→ INSTRUCTION:
Everything in the listing should be restated word for word.
# # # # # # #
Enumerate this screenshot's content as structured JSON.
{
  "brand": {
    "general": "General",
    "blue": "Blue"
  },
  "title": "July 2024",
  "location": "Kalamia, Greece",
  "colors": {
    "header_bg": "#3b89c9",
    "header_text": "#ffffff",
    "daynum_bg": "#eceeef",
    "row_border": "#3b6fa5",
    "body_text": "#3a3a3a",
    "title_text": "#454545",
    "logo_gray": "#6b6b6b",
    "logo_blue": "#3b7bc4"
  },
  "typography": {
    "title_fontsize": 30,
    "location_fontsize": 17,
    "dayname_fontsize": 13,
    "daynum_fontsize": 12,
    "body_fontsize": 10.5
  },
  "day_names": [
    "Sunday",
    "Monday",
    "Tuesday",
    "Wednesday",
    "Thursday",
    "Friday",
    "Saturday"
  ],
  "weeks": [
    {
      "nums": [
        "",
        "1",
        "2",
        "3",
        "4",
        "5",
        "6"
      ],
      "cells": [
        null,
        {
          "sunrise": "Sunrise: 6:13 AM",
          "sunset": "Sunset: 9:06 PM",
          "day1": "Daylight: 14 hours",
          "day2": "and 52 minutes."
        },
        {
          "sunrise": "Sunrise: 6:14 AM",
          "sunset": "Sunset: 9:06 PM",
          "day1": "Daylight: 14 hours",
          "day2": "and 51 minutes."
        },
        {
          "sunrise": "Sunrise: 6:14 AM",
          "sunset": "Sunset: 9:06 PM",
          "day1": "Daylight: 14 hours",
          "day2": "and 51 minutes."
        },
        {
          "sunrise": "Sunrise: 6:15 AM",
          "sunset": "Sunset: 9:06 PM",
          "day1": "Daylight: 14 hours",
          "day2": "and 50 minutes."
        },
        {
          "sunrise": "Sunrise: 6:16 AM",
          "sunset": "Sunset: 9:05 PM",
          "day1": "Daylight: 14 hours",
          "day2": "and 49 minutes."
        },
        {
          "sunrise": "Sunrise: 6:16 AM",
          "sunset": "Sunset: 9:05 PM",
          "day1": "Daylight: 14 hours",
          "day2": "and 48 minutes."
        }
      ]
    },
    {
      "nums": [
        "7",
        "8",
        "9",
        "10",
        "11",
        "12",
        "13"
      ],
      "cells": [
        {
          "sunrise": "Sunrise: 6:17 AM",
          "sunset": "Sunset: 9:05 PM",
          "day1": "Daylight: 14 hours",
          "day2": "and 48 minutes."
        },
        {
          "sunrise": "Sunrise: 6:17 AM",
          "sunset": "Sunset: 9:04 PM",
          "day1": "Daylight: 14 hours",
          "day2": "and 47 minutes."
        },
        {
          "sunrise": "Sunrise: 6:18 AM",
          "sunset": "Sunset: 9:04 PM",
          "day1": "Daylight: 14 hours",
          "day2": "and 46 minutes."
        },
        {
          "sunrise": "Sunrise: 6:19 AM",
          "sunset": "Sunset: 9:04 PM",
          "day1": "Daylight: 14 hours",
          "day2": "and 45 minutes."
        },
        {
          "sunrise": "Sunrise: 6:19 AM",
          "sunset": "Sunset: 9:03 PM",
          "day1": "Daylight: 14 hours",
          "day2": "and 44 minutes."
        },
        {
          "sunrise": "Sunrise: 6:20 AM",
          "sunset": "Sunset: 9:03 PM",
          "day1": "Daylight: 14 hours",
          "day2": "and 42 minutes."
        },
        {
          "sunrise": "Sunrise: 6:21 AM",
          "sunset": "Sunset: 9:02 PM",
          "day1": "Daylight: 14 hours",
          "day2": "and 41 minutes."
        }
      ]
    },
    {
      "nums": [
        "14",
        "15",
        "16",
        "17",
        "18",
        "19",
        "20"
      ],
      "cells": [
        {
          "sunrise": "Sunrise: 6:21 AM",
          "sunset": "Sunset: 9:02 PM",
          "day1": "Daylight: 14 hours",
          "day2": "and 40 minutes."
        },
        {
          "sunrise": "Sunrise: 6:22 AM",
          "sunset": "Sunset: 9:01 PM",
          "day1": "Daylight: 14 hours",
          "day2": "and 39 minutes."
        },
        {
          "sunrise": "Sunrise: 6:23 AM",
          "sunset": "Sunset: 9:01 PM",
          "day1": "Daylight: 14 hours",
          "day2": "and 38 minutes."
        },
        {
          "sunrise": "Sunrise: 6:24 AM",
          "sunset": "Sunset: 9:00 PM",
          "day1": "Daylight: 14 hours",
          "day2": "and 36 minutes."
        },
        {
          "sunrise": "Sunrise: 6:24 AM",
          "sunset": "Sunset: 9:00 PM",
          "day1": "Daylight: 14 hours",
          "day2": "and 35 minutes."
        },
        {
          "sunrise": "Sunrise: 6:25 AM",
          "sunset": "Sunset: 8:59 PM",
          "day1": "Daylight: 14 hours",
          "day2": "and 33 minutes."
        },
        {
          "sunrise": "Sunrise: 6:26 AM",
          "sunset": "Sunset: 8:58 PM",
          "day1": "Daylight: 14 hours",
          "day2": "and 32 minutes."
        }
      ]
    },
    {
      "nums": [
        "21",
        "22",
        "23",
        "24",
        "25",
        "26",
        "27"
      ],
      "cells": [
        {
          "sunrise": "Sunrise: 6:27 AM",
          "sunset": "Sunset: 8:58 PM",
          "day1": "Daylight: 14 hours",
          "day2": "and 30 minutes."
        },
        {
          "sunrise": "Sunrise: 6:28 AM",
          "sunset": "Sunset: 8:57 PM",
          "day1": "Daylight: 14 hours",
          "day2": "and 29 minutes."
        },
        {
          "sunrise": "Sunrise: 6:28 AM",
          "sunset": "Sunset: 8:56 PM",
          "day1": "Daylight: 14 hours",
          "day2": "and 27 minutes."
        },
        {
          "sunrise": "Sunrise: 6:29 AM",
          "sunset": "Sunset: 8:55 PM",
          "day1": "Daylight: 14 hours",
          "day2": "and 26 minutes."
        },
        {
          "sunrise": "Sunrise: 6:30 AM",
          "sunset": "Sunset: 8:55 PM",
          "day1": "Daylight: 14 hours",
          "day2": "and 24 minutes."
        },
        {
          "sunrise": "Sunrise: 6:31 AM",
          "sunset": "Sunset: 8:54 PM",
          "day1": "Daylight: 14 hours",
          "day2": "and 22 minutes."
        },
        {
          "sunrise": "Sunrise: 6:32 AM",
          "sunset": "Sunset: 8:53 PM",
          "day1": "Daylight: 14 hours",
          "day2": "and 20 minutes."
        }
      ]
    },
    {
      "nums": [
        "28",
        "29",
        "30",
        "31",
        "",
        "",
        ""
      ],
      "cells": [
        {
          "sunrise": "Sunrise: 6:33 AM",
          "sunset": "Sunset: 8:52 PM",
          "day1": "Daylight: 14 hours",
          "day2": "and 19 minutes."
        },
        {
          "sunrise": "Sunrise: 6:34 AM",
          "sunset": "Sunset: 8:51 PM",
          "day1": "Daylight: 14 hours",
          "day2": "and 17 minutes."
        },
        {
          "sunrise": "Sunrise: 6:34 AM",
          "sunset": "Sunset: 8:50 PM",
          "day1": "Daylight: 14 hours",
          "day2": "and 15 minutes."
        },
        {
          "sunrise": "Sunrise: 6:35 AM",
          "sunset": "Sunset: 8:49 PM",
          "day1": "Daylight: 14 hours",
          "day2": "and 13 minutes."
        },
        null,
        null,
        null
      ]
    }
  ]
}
# # # # # # #
→ SOLUTION FOR THIS PROBLEM:
Enumerate this screenshot's content as structured JSON.
{
  "brand": {
    "general": "General",
    "blue": "Blue"
  },
  "title": "July 2024",
  "location": "Kalamia, Greece",
  "colors": {
    "header_bg": "#3b89c9",
    "header_text": "#ffffff",
    "daynum_bg": "#eceeef",
    "row_border": "#3b6fa5",
    "body_text": "#3a3a3a",
    "title_text": "#454545",
    "logo_gray": "#6b6b6b",
    "logo_blue": "#3b7bc4"
  },
  "typography": {
    "title_fontsize": 30,
    "location_fontsize": 17,
    "dayname_fontsize": 13,
    "daynum_fontsize": 12,
    "body_fontsize": 10.5
  },
  "day_names": [
    "Sunday",
    "Monday",
    "Tuesday",
    "Wednesday",
    "Thursday",
    "Friday",
    "Saturday"
  ],
  "weeks": [
    {
      "nums": [
        "",
        "1",
        "2",
        "3",
        "4",
        "5",
        "6"
      ],
      "cells": [
        null,
        {
          "sunrise": "Sunrise: 6:13 AM",
          "sunset": "Sunset: 9:06 PM",
          "day1": "Daylight: 14 hours",
          "day2": "and 52 minutes."
        },
        {
          "sunrise": "Sunrise: 6:14 AM",
          "sunset": "Sunset: 9:06 PM",
          "day1": "Daylight: 14 hours",
          "day2": "and 51 minutes."
        },
        {
          "sunrise": "Sunrise: 6:14 AM",
          "sunset": "Sunset: 9:06 PM",
          "day1": "Daylight: 14 hours",
          "day2": "and 51 minutes."
        },
        {
          "sunrise": "Sunrise: 6:15 AM",
          "sunset": "Sunset: 9:06 PM",
          "day1": "Daylight: 14 hours",
          "day2": "and 50 minutes."
        },
        {
          "sunrise": "Sunrise: 6:16 AM",
          "sunset": "Sunset: 9:05 PM",
          "day1": "Daylight: 14 hours",
          "day2": "and 49 minutes."
        },
        {
          "sunrise": "Sunrise: 6:16 AM",
          "sunset": "Sunset: 9:05 PM",
          "day1": "Daylight: 14 hours",
          "day2": "and 48 minutes."
        }
      ]
    },
    {
      "nums": [
        "7",
        "8",
        "9",
        "10",
        "11",
        "12",
        "13"
      ],
      "cells": [
        {
          "sunrise": "Sunrise: 6:17 AM",
          "sunset": "Sunset: 9:05 PM",
          "day1": "Daylight: 14 hours",
          "day2": "and 48 minutes."
        },
        {
          "sunrise": "Sunrise: 6:17 AM",
          "sunset": "Sunset: 9:04 PM",
          "day1": "Daylight: 14 hours",
          "day2": "and 47 minutes."
        },
        {
          "sunrise": "Sunrise: 6:18 AM",
          "sunset": "Sunset: 9:04 PM",
          "day1": "Daylight: 14 hours",
          "day2": "and 46 minutes."
        },
        {
          "sunrise": "Sunrise: 6:19 AM",
          "sunset": "Sunset: 9:04 PM",
          "day1": "Daylight: 14 hours",
          "day2": "and 45 minutes."
        },
        {
          "sunrise": "Sunrise: 6:19 AM",
          "sunset": "Sunset: 9:03 PM",
          "day1": "Daylight: 14 hours",
          "day2": "and 44 minutes."
        },
        {
          "sunrise": "Sunrise: 6:20 AM",
          "sunset": "Sunset: 9:03 PM",
          "day1": "Daylight: 14 hours",
          "day2": "and 42 minutes."
        },
        {
          "sunrise": "Sunrise: 6:21 AM",
          "sunset": "Sunset: 9:02 PM",
          "day1": "Daylight: 14 hours",
          "day2": "and 41 minutes."
        }
      ]
    },
    {
      "nums": [
        "14",
        "15",
        "16",
        "17",
        "18",
        "19",
        "20"
      ],
      "cells": [
        {
          "sunrise": "Sunrise: 6:21 AM",
          "sunset": "Sunset: 9:02 PM",
          "day1": "Daylight: 14 hours",
          "day2": "and 40 minutes."
        },
        {
          "sunrise": "Sunrise: 6:22 AM",
          "sunset": "Sunset: 9:01 PM",
          "day1": "Daylight: 14 hours",
          "day2": "and 39 minutes."
        },
        {
          "sunrise": "Sunrise: 6:23 AM",
          "sunset": "Sunset: 9:01 PM",
          "day1": "Daylight: 14 hours",
          "day2": "and 38 minutes."
        },
        {
          "sunrise": "Sunrise: 6:24 AM",
          "sunset": "Sunset: 9:00 PM",
          "day1": "Daylight: 14 hours",
          "day2": "and 36 minutes."
        },
        {
          "sunrise": "Sunrise: 6:24 AM",
          "sunset": "Sunset: 9:00 PM",
          "day1": "Daylight: 14 hours",
          "day2": "and 35 minutes."
        },
        {
          "sunrise": "Sunrise: 6:25 AM",
          "sunset": "Sunset: 8:59 PM",
          "day1": "Daylight: 14 hours",
          "day2": "and 33 minutes."
        },
        {
          "sunrise": "Sunrise: 6:26 AM",
          "sunset": "Sunset: 8:58 PM",
          "day1": "Daylight: 14 hours",
          "day2": "and 32 minutes."
        }
      ]
    },
    {
      "nums": [
        "21",
        "22",
        "23",
        "24",
        "25",
        "26",
        "27"
      ],
      "cells": [
        {
          "sunrise": "Sunrise: 6:27 AM",
          "sunset": "Sunset: 8:58 PM",
          "day1": "Daylight: 14 hours",
          "day2": "and 30 minutes."
        },
        {
          "sunrise": "Sunrise: 6:28 AM",
          "sunset": "Sunset: 8:57 PM",
          "day1": "Daylight: 14 hours",
          "day2": "and 29 minutes."
        },
        {
          "sunrise": "Sunrise: 6:28 AM",
          "sunset": "Sunset: 8:56 PM",
          "day1": "Daylight: 14 hours",
          "day2": "and 27 minutes."
        },
        {
          "sunrise": "Sunrise: 6:29 AM",
          "sunset": "Sunset: 8:55 PM",
          "day1": "Daylight: 14 hours",
          "day2": "and 26 minutes."
        },
        {
          "sunrise": "Sunrise: 6:30 AM",
          "sunset": "Sunset: 8:55 PM",
          "day1": "Daylight: 14 hours",
          "day2": "and 24 minutes."
        },
        {
          "sunrise": "Sunrise: 6:31 AM",
          "sunset": "Sunset: 8:54 PM",
          "day1": "Daylight: 14 hours",
          "day2": "and 22 minutes."
        },
        {
          "sunrise": "Sunrise: 6:32 AM",
          "sunset": "Sunset: 8:53 PM",
          "day1": "Daylight: 14 hours",
          "day2": "and 20 minutes."
        }
      ]
    },
    {
      "nums": [
        "28",
        "29",
        "30",
        "31",
        "",
        "",
        ""
      ],
      "cells": [
        {
          "sunrise": "Sunrise: 6:33 AM",
          "sunset": "Sunset: 8:52 PM",
          "day1": "Daylight: 14 hours",
          "day2": "and 19 minutes."
        },
        {
          "sunrise": "Sunrise: 6:34 AM",
          "sunset": "Sunset: 8:51 PM",
          "day1": "Daylight: 14 hours",
          "day2": "and 17 minutes."
        },
        {
          "sunrise": "Sunrise: 6:34 AM",
          "sunset": "Sunset: 8:50 PM",
          "day1": "Daylight: 14 hours",
          "day2": "and 15 minutes."
        },
        {
          "sunrise": "Sunrise: 6:35 AM",
          "sunset": "Sunset: 8:49 PM",
          "day1": "Daylight: 14 hours",
          "day2": "and 13 minutes."
        },
        null,
        null,
        null
      ]
    }
  ]
}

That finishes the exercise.